Present the following entries again, word for word and in full.

———

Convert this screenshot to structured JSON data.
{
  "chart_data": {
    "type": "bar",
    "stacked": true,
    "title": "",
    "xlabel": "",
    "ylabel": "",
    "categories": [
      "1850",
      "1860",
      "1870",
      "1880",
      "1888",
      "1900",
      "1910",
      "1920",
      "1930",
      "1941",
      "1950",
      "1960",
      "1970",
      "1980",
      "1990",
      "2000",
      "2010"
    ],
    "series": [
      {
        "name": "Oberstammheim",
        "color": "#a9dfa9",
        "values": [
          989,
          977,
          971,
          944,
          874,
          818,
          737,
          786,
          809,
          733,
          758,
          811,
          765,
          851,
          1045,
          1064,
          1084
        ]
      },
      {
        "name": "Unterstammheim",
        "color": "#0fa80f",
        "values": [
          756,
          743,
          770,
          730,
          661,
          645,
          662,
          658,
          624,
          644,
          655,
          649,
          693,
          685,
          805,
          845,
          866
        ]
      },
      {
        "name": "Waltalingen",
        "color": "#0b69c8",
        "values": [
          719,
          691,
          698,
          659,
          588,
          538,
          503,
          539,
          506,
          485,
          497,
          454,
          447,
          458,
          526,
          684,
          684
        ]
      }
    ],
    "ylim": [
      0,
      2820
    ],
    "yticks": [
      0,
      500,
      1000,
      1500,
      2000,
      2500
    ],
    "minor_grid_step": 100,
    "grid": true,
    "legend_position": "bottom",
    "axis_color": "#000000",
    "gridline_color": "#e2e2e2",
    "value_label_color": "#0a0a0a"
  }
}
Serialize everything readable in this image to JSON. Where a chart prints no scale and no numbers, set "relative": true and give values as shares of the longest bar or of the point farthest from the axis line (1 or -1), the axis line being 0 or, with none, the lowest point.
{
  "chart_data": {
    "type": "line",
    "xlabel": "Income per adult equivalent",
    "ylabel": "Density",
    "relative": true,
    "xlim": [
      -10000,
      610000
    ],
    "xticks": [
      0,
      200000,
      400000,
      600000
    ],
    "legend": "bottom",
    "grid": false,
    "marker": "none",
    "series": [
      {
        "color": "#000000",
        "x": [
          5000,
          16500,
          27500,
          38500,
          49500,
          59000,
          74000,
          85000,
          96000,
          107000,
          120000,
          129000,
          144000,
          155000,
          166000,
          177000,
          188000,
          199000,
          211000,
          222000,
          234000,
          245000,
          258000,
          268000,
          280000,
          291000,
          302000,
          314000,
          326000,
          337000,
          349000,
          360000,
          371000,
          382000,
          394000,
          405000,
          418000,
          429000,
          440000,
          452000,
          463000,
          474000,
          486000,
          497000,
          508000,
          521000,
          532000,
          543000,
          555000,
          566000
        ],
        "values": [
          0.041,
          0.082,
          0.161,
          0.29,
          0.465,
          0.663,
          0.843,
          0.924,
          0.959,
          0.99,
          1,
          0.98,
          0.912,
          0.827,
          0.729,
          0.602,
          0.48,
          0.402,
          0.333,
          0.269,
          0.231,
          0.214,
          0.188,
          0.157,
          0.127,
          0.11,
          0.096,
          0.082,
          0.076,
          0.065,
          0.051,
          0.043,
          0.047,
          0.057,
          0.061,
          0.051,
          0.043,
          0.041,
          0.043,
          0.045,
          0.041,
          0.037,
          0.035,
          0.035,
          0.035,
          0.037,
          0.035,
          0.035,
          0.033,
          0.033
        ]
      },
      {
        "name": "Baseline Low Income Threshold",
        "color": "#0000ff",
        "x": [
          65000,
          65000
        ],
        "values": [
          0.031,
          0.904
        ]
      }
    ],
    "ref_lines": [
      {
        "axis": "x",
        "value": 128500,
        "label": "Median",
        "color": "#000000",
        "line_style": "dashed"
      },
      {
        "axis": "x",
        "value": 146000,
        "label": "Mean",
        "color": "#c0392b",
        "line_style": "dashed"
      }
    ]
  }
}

———

**Solved exercise**
Convert this screenshot to structured JSON data.
{
  "chart_data": {
    "type": "bar",
    "stacked": true,
    "title": "",
    "xlabel": "",
    "ylabel": "",
    "categories": [
      "1850",
      "1860",
      "1870",
      "1880",
      "1888",
      "1900",
      "1910",
      "1920",
      "1930",
      "1941",
      "1950",
      "1960",
      "1970",
      "1980",
      "1990",
      "2000",
      "2010"
    ],
    "series": [
      {
        "name": "Oberstammheim",
        "color": "#a9dfa9",
        "values": [
          989,
          977,
          971,
          944,
          874,
          818,
          737,
          786,
          809,
          733,
          758,
          811,
          765,
          851,
          1045,
          1064,
          1084
        ]
      },
      {
        "name": "Unterstammheim",
        "color": "#0fa80f",
        "values": [
          756,
          743,
          770,
          730,
          661,
          645,
          662,
          658,
          624,
          644,
          655,
          649,
          693,
          685,
          805,
          845,
          866
        ]
      },
      {
        "name": "Waltalingen",
        "color": "#0b69c8",
        "values": [
          719,
          691,
          698,
          659,
          588,
          538,
          503,
          539,
          506,
          485,
          497,
          454,
          447,
          458,
          526,
          684,
          684
        ]
      }
    ],
    "ylim": [
      0,
      2820
    ],
    "yticks": [
      0,
      500,
      1000,
      1500,
      2000,
      2500
    ],
    "minor_grid_step": 100,
    "grid": true,
    "legend_position": "bottom",
    "axis_color": "#000000",
    "gridline_color": "#e2e2e2",
    "value_label_color": "#0a0a0a"
  }
}
Serialize everything readable in this image to JSON. Where a chart prints no scale and no numbers, set "relative": true and give values as shares of the longest bar or of the point farthest from the axis line (1 or -1), the axis line being 0 or, with none, the lowest point.
{
  "chart_data": {
    "type": "line",
    "xlabel": "Income per adult equivalent",
    "ylabel": "Density",
    "relative": true,
    "xlim": [
      -10000,
      610000
    ],
    "xticks": [
      0,
      200000,
      400000,
      600000
    ],
    "legend": "bottom",
    "grid": false,
    "marker": "none",
    "series": [
      {
        "color": "#000000",
        "x": [
          5000,
          16500,
          27500,
          38500,
          49500,
          59000,
          74000,
          85000,
          96000,
          107000,
          120000,
          129000,
          144000,
          155000,
          166000,
          177000,
          188000,
          199000,
          211000,
          222000,
          234000,
          245000,
          258000,
          268000,
          280000,
          291000,
          302000,
          314000,
          326000,
          337000,
          349000,
          360000,
          371000,
          382000,
          394000,
          405000,
          418000,
          429000,
          440000,
          452000,
          463000,
          474000,
          486000,
          497000,
          508000,
          521000,
          532000,
          543000,
          555000,
          566000
        ],
        "values": [
          0.041,
          0.082,
          0.161,
          0.29,
          0.465,
          0.663,
          0.843,
          0.924,
          0.959,
          0.99,
          1,
          0.98,
          0.912,
          0.827,
          0.729,
          0.602,
          0.48,
          0.402,
          0.333,
          0.269,
          0.231,
          0.214,
          0.188,
          0.157,
          0.127,
          0.11,
          0.096,
          0.082,
          0.076,
          0.065,
          0.051,
          0.043,
          0.047,
          0.057,
          0.061,
          0.051,
          0.043,
          0.041,
          0.043,
          0.045,
          0.041,
          0.037,
          0.035,
          0.035,
          0.035,
          0.037,
          0.035,
          0.035,
          0.033,
          0.033
        ]
      },
      {
        "name": "Baseline Low Income Threshold",
        "color": "#0000ff",
        "x": [
          65000,
          65000
        ],
        "values": [
          0.031,
          0.904
        ]
      }
    ],
    "ref_lines": [
      {
        "axis": "x",
        "value": 128500,
        "label": "Median",
        "color": "#000000",
        "line_style": "dashed"
      },
      {
        "axis": "x",
        "value": 146000,
        "label": "Mean",
        "color": "#c0392b",
        "line_style": "dashed"
      }
    ]
  }
}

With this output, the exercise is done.